Exercise prompt - Output the material exactly, but drop every image it holds.

Record extracts -
%%

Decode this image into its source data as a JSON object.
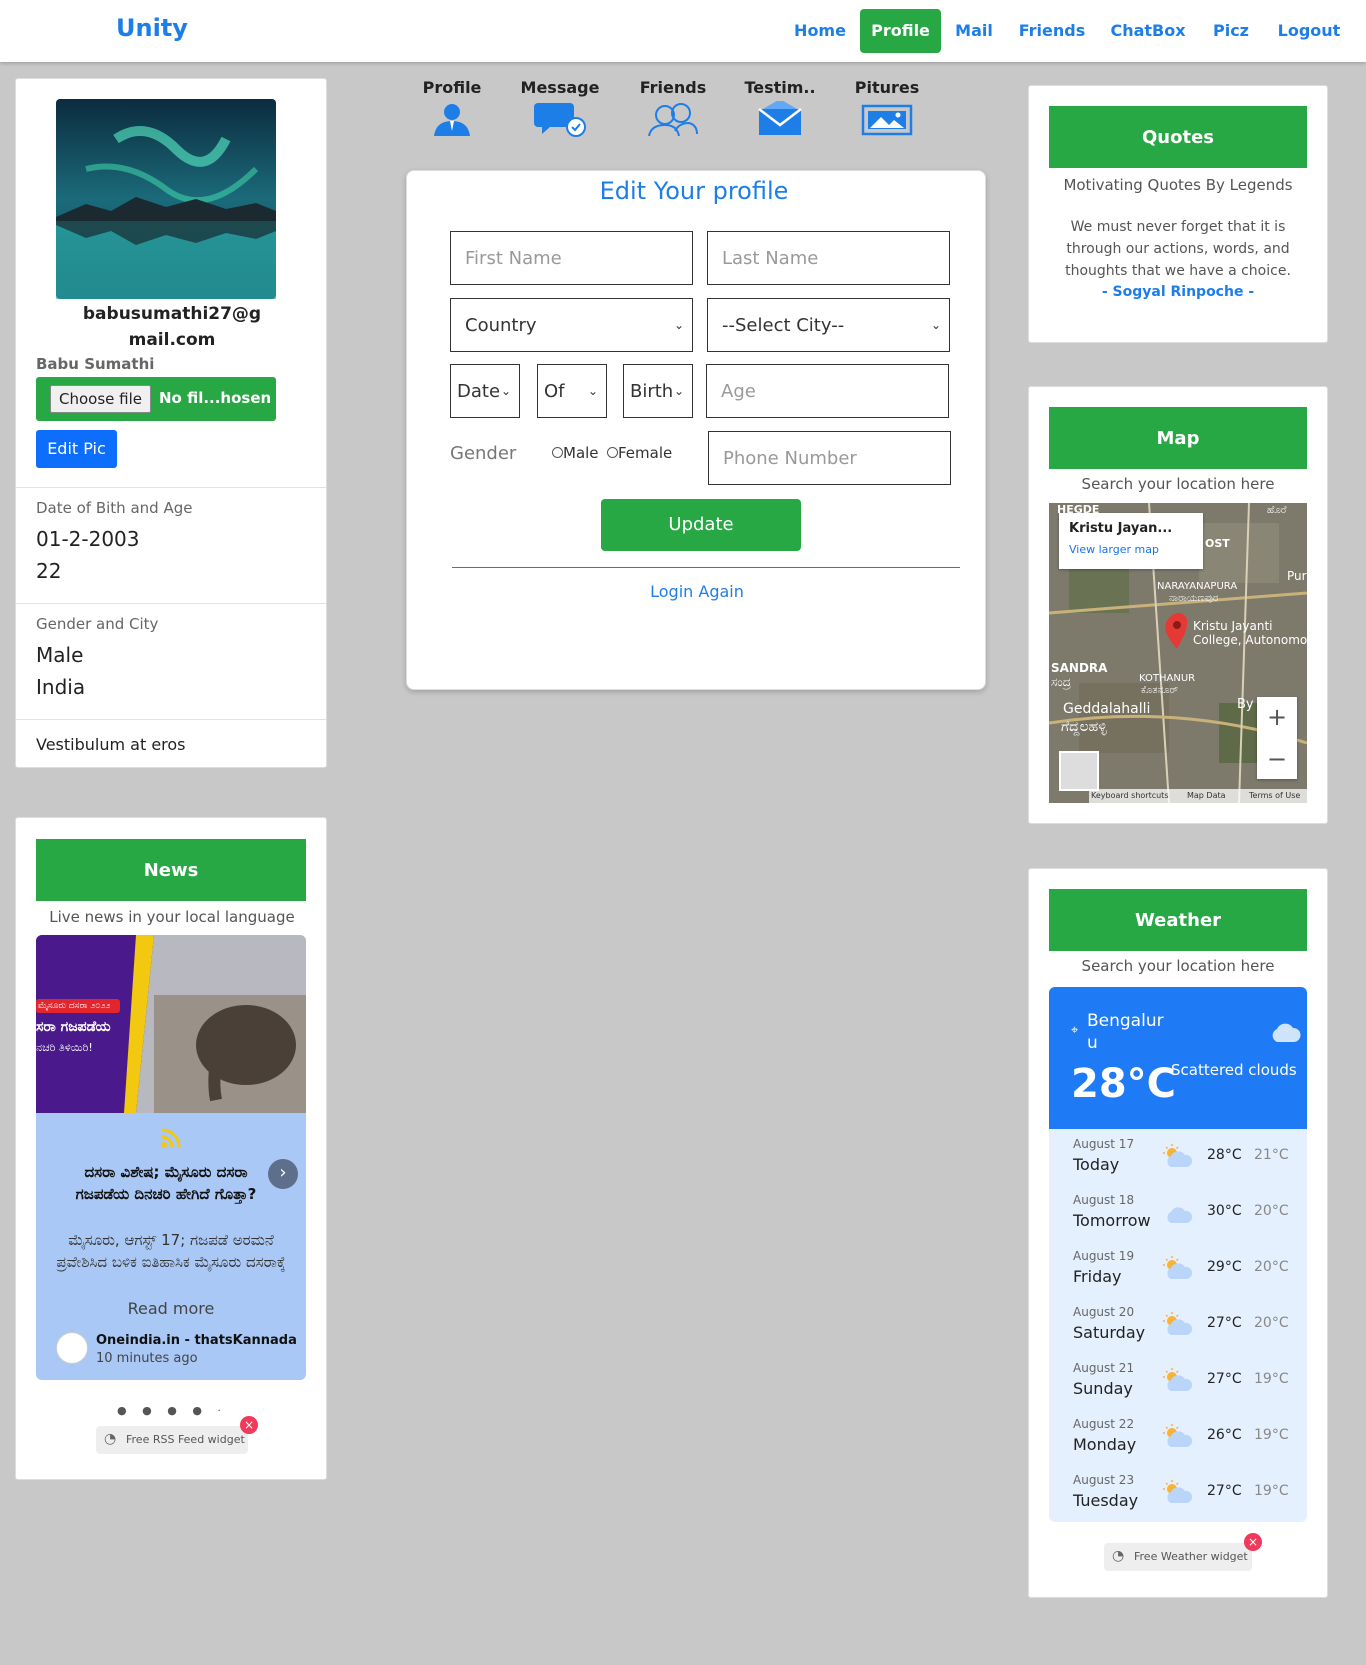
{
  "nav": {
    "brand": "Unity",
    "links": [
      "Home",
      "Profile",
      "Mail",
      "Friends",
      "ChatBox",
      "Picz",
      "Logout"
    ],
    "active": "Profile",
    "accent_color": "#1e7ee8",
    "active_color": "#28a745"
  },
  "profile": {
    "email_line1": "babusumathi27@g",
    "email_line2": "mail.com",
    "name": "Babu Sumathi",
    "file_button": "Choose file",
    "file_status": "No fil...hosen",
    "edit_pic": "Edit Pic",
    "dob_label": "Date of Bith and Age",
    "dob": "01-2-2003",
    "age": "22",
    "gender_label": "Gender and City",
    "gender": "Male",
    "city": "India",
    "footer": "Vestibulum at eros"
  },
  "tabs": [
    "Profile",
    "Message",
    "Friends",
    "Testim..",
    "Pitures"
  ],
  "form": {
    "title": "Edit Your profile",
    "first_name": "First Name",
    "last_name": "Last Name",
    "country": "Country",
    "city": "--Select City--",
    "date": "Date",
    "of": "Of",
    "birth": "Birth",
    "age": "Age",
    "gender_label": "Gender",
    "male": "Male",
    "female": "Female",
    "phone": "Phone Number",
    "update": "Update",
    "login_again": "Login Again"
  },
  "quotes": {
    "title": "Quotes",
    "subtitle": "Motivating Quotes By Legends",
    "text": "We must never forget that it is through our actions, words, and thoughts that we have a choice.",
    "author": "- Sogyal Rinpoche -"
  },
  "map": {
    "title": "Map",
    "subtitle": "Search your location here",
    "place": "Kristu Jayan...",
    "view_larger": "View larger map",
    "marker_label_1": "Kristu Jayanti",
    "marker_label_2": "College, Autonomo",
    "area_1": "NARAYANAPURA",
    "area_2": "ನಾರಾಯಣಪುರ",
    "area_3": "SANDRA",
    "area_4": "ಸಂದ್ರ",
    "area_5": "KOTHANUR",
    "area_6": "ಕೊತನೂರ್",
    "area_7": "Geddalahalli",
    "area_8": "ಗೆದ್ದಲಹಳ್ಳಿ",
    "area_9": "HEGDE",
    "area_10": "ಹೊರೆ",
    "area_11": "OST",
    "area_12": "Pur",
    "area_13": "By",
    "footer_1": "Keyboard shortcuts",
    "footer_2": "Map Data",
    "footer_3": "Terms of Use",
    "zoom_in": "+",
    "zoom_out": "−"
  },
  "news": {
    "title": "News",
    "subtitle": "Live news in your local language",
    "image_tag": "ಮೈಸೂರು ದಸರಾ ೨೦೨೨",
    "image_line1": "ಸರಾ ಗಜಪಡೆಯ",
    "image_line2": "ನಚರಿ ತಿಳಿಯಿರಿ!",
    "headline": "ದಸರಾ ವಿಶೇಷ; ಮೈಸೂರು ದಸರಾ ಗಜಪಡೆಯ ದಿನಚರಿ ಹೇಗಿದೆ ಗೊತ್ತಾ?",
    "body": "ಮೈಸೂರು, ಆಗಸ್ಟ್ 17; ಗಜಪಡೆ ಅರಮನೆ ಪ್ರವೇಶಿಸಿದ ಬಳಿಕ ಐತಿಹಾಸಿಕ ಮೈಸೂರು ದಸರಾಕ್ಕೆ",
    "read_more": "Read more",
    "source": "Oneindia.in - thatsKannada",
    "time": "10 minutes ago",
    "widget_label": "Free RSS Feed widget"
  },
  "weather": {
    "title": "Weather",
    "subtitle": "Search your location here",
    "city_line1": "Bengalur",
    "city_line2": "u",
    "temp": "28°C",
    "condition": "Scattered clouds",
    "days": [
      {
        "date": "August 17",
        "name": "Today",
        "hi": "28°C",
        "lo": "21°C",
        "icon": "sun-cloud-icon"
      },
      {
        "date": "August 18",
        "name": "Tomorrow",
        "hi": "30°C",
        "lo": "20°C",
        "icon": "cloud-icon"
      },
      {
        "date": "August 19",
        "name": "Friday",
        "hi": "29°C",
        "lo": "20°C",
        "icon": "sun-cloud-icon"
      },
      {
        "date": "August 20",
        "name": "Saturday",
        "hi": "27°C",
        "lo": "20°C",
        "icon": "sun-cloud-icon"
      },
      {
        "date": "August 21",
        "name": "Sunday",
        "hi": "27°C",
        "lo": "19°C",
        "icon": "sun-cloud-icon"
      },
      {
        "date": "August 22",
        "name": "Monday",
        "hi": "26°C",
        "lo": "19°C",
        "icon": "sun-cloud-icon"
      },
      {
        "date": "August 23",
        "name": "Tuesday",
        "hi": "27°C",
        "lo": "19°C",
        "icon": "sun-cloud-icon"
      }
    ],
    "widget_label": "Free Weather widget"
  }
}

%%

The response -
Decode this image into its source data as a JSON object.
{
  "nav": {
    "brand": "Unity",
    "links": [
      "Home",
      "Profile",
      "Mail",
      "Friends",
      "ChatBox",
      "Picz",
      "Logout"
    ],
    "active": "Profile",
    "accent_color": "#1e7ee8",
    "active_color": "#28a745"
  },
  "profile": {
    "email_line1": "babusumathi27@g",
    "email_line2": "mail.com",
    "name": "Babu Sumathi",
    "file_button": "Choose file",
    "file_status": "No fil...hosen",
    "edit_pic": "Edit Pic",
    "dob_label": "Date of Bith and Age",
    "dob": "01-2-2003",
    "age": "22",
    "gender_label": "Gender and City",
    "gender": "Male",
    "city": "India",
    "footer": "Vestibulum at eros"
  },
  "tabs": [
    "Profile",
    "Message",
    "Friends",
    "Testim..",
    "Pitures"
  ],
  "form": {
    "title": "Edit Your profile",
    "first_name": "First Name",
    "last_name": "Last Name",
    "country": "Country",
    "city": "--Select City--",
    "date": "Date",
    "of": "Of",
    "birth": "Birth",
    "age": "Age",
    "gender_label": "Gender",
    "male": "Male",
    "female": "Female",
    "phone": "Phone Number",
    "update": "Update",
    "login_again": "Login Again"
  },
  "quotes": {
    "title": "Quotes",
    "subtitle": "Motivating Quotes By Legends",
    "text": "We must never forget that it is through our actions, words, and thoughts that we have a choice.",
    "author": "- Sogyal Rinpoche -"
  },
  "map": {
    "title": "Map",
    "subtitle": "Search your location here",
    "place": "Kristu Jayan...",
    "view_larger": "View larger map",
    "marker_label_1": "Kristu Jayanti",
    "marker_label_2": "College, Autonomo",
    "area_1": "NARAYANAPURA",
    "area_2": "ನಾರಾಯಣಪುರ",
    "area_3": "SANDRA",
    "area_4": "ಸಂದ್ರ",
    "area_5": "KOTHANUR",
    "area_6": "ಕೊತನೂರ್",
    "area_7": "Geddalahalli",
    "area_8": "ಗೆದ್ದಲಹಳ್ಳಿ",
    "area_9": "HEGDE",
    "area_10": "ಹೊರೆ",
    "area_11": "OST",
    "area_12": "Pur",
    "area_13": "By",
    "footer_1": "Keyboard shortcuts",
    "footer_2": "Map Data",
    "footer_3": "Terms of Use",
    "zoom_in": "+",
    "zoom_out": "−"
  },
  "news": {
    "title": "News",
    "subtitle": "Live news in your local language",
    "image_tag": "ಮೈಸೂರು ದಸರಾ ೨೦೨೨",
    "image_line1": "ಸರಾ ಗಜಪಡೆಯ",
    "image_line2": "ನಚರಿ ತಿಳಿಯಿರಿ!",
    "headline": "ದಸರಾ ವಿಶೇಷ; ಮೈಸೂರು ದಸರಾ ಗಜಪಡೆಯ ದಿನಚರಿ ಹೇಗಿದೆ ಗೊತ್ತಾ?",
    "body": "ಮೈಸೂರು, ಆಗಸ್ಟ್ 17; ಗಜಪಡೆ ಅರಮನೆ ಪ್ರವೇಶಿಸಿದ ಬಳಿಕ ಐತಿಹಾಸಿಕ ಮೈಸೂರು ದಸರಾಕ್ಕೆ",
    "read_more": "Read more",
    "source": "Oneindia.in - thatsKannada",
    "time": "10 minutes ago",
    "widget_label": "Free RSS Feed widget"
  },
  "weather": {
    "title": "Weather",
    "subtitle": "Search your location here",
    "city_line1": "Bengalur",
    "city_line2": "u",
    "temp": "28°C",
    "condition": "Scattered clouds",
    "days": [
      {
        "date": "August 17",
        "name": "Today",
        "hi": "28°C",
        "lo": "21°C",
        "icon": "sun-cloud-icon"
      },
      {
        "date": "August 18",
        "name": "Tomorrow",
        "hi": "30°C",
        "lo": "20°C",
        "icon": "cloud-icon"
      },
      {
        "date": "August 19",
        "name": "Friday",
        "hi": "29°C",
        "lo": "20°C",
        "icon": "sun-cloud-icon"
      },
      {
        "date": "August 20",
        "name": "Saturday",
        "hi": "27°C",
        "lo": "20°C",
        "icon": "sun-cloud-icon"
      },
      {
        "date": "August 21",
        "name": "Sunday",
        "hi": "27°C",
        "lo": "19°C",
        "icon": "sun-cloud-icon"
      },
      {
        "date": "August 22",
        "name": "Monday",
        "hi": "26°C",
        "lo": "19°C",
        "icon": "sun-cloud-icon"
      },
      {
        "date": "August 23",
        "name": "Tuesday",
        "hi": "27°C",
        "lo": "19°C",
        "icon": "sun-cloud-icon"
      }
    ],
    "widget_label": "Free Weather widget"
  }
}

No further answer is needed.